**GOAL OF THE EXERCISE:**
Print all the data, keeping every line exactly as it is.
▬▬▬▬▬▬▬▬▬▬
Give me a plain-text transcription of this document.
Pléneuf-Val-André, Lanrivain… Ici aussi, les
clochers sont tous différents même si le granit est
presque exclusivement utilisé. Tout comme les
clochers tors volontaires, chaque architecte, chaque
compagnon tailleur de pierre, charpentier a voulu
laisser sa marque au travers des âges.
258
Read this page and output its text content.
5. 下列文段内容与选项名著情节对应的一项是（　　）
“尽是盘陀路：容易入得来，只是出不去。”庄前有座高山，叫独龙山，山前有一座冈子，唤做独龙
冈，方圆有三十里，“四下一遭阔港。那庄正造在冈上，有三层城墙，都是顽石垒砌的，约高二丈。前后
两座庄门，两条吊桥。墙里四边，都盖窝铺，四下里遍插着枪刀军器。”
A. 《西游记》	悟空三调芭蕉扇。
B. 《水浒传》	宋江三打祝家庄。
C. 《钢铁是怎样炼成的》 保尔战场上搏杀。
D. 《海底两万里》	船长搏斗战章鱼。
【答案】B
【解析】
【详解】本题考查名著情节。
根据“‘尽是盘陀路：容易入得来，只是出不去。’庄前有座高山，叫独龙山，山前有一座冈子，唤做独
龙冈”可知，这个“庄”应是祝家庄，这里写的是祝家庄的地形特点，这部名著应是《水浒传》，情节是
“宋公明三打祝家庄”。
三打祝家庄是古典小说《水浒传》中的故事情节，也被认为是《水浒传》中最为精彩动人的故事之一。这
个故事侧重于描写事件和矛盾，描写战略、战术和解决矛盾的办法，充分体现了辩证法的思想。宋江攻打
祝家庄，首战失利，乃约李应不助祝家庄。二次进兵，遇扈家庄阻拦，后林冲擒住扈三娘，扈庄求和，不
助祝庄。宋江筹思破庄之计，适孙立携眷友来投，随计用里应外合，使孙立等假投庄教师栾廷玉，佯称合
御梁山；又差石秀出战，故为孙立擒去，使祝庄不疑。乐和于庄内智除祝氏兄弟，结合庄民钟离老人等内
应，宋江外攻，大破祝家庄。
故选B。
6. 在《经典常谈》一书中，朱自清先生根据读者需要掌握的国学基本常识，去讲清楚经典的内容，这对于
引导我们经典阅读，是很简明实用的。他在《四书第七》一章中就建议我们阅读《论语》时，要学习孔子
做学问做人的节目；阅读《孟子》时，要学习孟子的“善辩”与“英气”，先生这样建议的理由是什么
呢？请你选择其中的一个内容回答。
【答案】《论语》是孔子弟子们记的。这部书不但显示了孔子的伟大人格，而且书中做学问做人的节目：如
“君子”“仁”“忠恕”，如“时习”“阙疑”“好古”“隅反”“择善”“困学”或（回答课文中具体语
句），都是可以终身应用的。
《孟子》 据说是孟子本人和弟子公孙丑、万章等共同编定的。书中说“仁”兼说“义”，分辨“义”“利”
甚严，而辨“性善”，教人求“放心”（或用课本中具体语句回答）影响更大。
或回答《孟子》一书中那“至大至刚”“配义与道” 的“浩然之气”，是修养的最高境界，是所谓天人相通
▬▬▬▬▬▬▬▬▬▬
**SOLUTION TO THIS PROBLEM:**
Give me a plain-text transcription of this document.
Pléneuf-Val-André, Lanrivain… Ici aussi, les
clochers sont tous différents même si le granit est
presque exclusivement utilisé. Tout comme les
clochers tors volontaires, chaque architecte, chaque
compagnon tailleur de pierre, charpentier a voulu
laisser sa marque au travers des âges.
258
Read this page and output its text content.
5. 下列文段内容与选项名著情节对应的一项是（　　）
“尽是盘陀路：容易入得来，只是出不去。”庄前有座高山，叫独龙山，山前有一座冈子，唤做独龙
冈，方圆有三十里，“四下一遭阔港。那庄正造在冈上，有三层城墙，都是顽石垒砌的，约高二丈。前后
两座庄门，两条吊桥。墙里四边，都盖窝铺，四下里遍插着枪刀军器。”
A. 《西游记》	悟空三调芭蕉扇。
B. 《水浒传》	宋江三打祝家庄。
C. 《钢铁是怎样炼成的》 保尔战场上搏杀。
D. 《海底两万里》	船长搏斗战章鱼。
【答案】B
【解析】
【详解】本题考查名著情节。
根据“‘尽是盘陀路：容易入得来，只是出不去。’庄前有座高山，叫独龙山，山前有一座冈子，唤做独
龙冈”可知，这个“庄”应是祝家庄，这里写的是祝家庄的地形特点，这部名著应是《水浒传》，情节是
“宋公明三打祝家庄”。
三打祝家庄是古典小说《水浒传》中的故事情节，也被认为是《水浒传》中最为精彩动人的故事之一。这
个故事侧重于描写事件和矛盾，描写战略、战术和解决矛盾的办法，充分体现了辩证法的思想。宋江攻打
祝家庄，首战失利，乃约李应不助祝家庄。二次进兵，遇扈家庄阻拦，后林冲擒住扈三娘，扈庄求和，不
助祝庄。宋江筹思破庄之计，适孙立携眷友来投，随计用里应外合，使孙立等假投庄教师栾廷玉，佯称合
御梁山；又差石秀出战，故为孙立擒去，使祝庄不疑。乐和于庄内智除祝氏兄弟，结合庄民钟离老人等内
应，宋江外攻，大破祝家庄。
故选B。
6. 在《经典常谈》一书中，朱自清先生根据读者需要掌握的国学基本常识，去讲清楚经典的内容，这对于
引导我们经典阅读，是很简明实用的。他在《四书第七》一章中就建议我们阅读《论语》时，要学习孔子
做学问做人的节目；阅读《孟子》时，要学习孟子的“善辩”与“英气”，先生这样建议的理由是什么
呢？请你选择其中的一个内容回答。
【答案】《论语》是孔子弟子们记的。这部书不但显示了孔子的伟大人格，而且书中做学问做人的节目：如
“君子”“仁”“忠恕”，如“时习”“阙疑”“好古”“隅反”“择善”“困学”或（回答课文中具体语
句），都是可以终身应用的。
《孟子》 据说是孟子本人和弟子公孙丑、万章等共同编定的。书中说“仁”兼说“义”，分辨“义”“利”
甚严，而辨“性善”，教人求“放心”（或用课本中具体语句回答）影响更大。
或回答《孟子》一书中那“至大至刚”“配义与道” 的“浩然之气”，是修养的最高境界，是所谓天人相通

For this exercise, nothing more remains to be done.